_Information given_
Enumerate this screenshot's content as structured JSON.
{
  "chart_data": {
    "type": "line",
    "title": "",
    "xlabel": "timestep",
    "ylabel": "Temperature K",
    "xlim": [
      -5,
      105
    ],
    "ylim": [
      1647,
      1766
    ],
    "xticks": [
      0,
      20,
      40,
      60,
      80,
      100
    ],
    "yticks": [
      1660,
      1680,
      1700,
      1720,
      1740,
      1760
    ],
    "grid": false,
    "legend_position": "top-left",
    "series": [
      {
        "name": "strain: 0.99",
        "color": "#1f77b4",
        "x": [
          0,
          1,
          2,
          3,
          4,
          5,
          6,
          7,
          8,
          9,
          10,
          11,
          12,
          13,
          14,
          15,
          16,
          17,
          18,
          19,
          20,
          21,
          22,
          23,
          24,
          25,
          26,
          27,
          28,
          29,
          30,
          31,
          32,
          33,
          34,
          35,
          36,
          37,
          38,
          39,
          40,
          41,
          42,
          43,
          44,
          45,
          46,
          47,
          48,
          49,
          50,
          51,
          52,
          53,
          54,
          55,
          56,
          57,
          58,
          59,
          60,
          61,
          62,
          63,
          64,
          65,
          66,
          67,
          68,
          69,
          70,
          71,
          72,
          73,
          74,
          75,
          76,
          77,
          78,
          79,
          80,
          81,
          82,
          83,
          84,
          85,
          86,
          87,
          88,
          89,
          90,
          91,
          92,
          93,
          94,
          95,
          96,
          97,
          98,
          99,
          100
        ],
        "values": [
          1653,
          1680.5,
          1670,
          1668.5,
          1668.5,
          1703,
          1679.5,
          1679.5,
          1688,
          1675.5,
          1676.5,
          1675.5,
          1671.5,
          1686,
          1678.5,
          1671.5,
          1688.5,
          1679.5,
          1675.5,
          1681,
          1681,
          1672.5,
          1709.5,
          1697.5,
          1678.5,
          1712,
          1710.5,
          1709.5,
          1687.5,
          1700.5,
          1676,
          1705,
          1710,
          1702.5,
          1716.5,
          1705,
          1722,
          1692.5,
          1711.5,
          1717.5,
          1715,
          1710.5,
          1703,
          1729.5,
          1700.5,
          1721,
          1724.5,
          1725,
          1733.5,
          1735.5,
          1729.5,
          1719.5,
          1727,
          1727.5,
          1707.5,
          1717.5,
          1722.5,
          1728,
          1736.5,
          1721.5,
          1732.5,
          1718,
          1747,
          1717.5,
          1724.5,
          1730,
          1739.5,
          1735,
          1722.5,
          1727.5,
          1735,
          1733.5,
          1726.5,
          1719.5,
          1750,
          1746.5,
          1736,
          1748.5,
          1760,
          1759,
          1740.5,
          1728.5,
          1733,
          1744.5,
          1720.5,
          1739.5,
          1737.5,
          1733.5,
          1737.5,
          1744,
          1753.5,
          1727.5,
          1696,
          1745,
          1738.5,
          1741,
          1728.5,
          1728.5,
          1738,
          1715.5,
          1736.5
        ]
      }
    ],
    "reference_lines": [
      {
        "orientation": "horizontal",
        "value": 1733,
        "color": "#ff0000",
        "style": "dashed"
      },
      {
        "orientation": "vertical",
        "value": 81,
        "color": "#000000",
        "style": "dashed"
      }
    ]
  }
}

_Problem to work on_
Transcribe the material above in its entirety. Match it exactly.

_The answer_
Enumerate this screenshot's content as structured JSON.
{
  "chart_data": {
    "type": "line",
    "title": "",
    "xlabel": "timestep",
    "ylabel": "Temperature K",
    "xlim": [
      -5,
      105
    ],
    "ylim": [
      1647,
      1766
    ],
    "xticks": [
      0,
      20,
      40,
      60,
      80,
      100
    ],
    "yticks": [
      1660,
      1680,
      1700,
      1720,
      1740,
      1760
    ],
    "grid": false,
    "legend_position": "top-left",
    "series": [
      {
        "name": "strain: 0.99",
        "color": "#1f77b4",
        "x": [
          0,
          1,
          2,
          3,
          4,
          5,
          6,
          7,
          8,
          9,
          10,
          11,
          12,
          13,
          14,
          15,
          16,
          17,
          18,
          19,
          20,
          21,
          22,
          23,
          24,
          25,
          26,
          27,
          28,
          29,
          30,
          31,
          32,
          33,
          34,
          35,
          36,
          37,
          38,
          39,
          40,
          41,
          42,
          43,
          44,
          45,
          46,
          47,
          48,
          49,
          50,
          51,
          52,
          53,
          54,
          55,
          56,
          57,
          58,
          59,
          60,
          61,
          62,
          63,
          64,
          65,
          66,
          67,
          68,
          69,
          70,
          71,
          72,
          73,
          74,
          75,
          76,
          77,
          78,
          79,
          80,
          81,
          82,
          83,
          84,
          85,
          86,
          87,
          88,
          89,
          90,
          91,
          92,
          93,
          94,
          95,
          96,
          97,
          98,
          99,
          100
        ],
        "values": [
          1653,
          1680.5,
          1670,
          1668.5,
          1668.5,
          1703,
          1679.5,
          1679.5,
          1688,
          1675.5,
          1676.5,
          1675.5,
          1671.5,
          1686,
          1678.5,
          1671.5,
          1688.5,
          1679.5,
          1675.5,
          1681,
          1681,
          1672.5,
          1709.5,
          1697.5,
          1678.5,
          1712,
          1710.5,
          1709.5,
          1687.5,
          1700.5,
          1676,
          1705,
          1710,
          1702.5,
          1716.5,
          1705,
          1722,
          1692.5,
          1711.5,
          1717.5,
          1715,
          1710.5,
          1703,
          1729.5,
          1700.5,
          1721,
          1724.5,
          1725,
          1733.5,
          1735.5,
          1729.5,
          1719.5,
          1727,
          1727.5,
          1707.5,
          1717.5,
          1722.5,
          1728,
          1736.5,
          1721.5,
          1732.5,
          1718,
          1747,
          1717.5,
          1724.5,
          1730,
          1739.5,
          1735,
          1722.5,
          1727.5,
          1735,
          1733.5,
          1726.5,
          1719.5,
          1750,
          1746.5,
          1736,
          1748.5,
          1760,
          1759,
          1740.5,
          1728.5,
          1733,
          1744.5,
          1720.5,
          1739.5,
          1737.5,
          1733.5,
          1737.5,
          1744,
          1753.5,
          1727.5,
          1696,
          1745,
          1738.5,
          1741,
          1728.5,
          1728.5,
          1738,
          1715.5,
          1736.5
        ]
      }
    ],
    "reference_lines": [
      {
        "orientation": "horizontal",
        "value": 1733,
        "color": "#ff0000",
        "style": "dashed"
      },
      {
        "orientation": "vertical",
        "value": 81,
        "color": "#000000",
        "style": "dashed"
      }
    ]
  }
}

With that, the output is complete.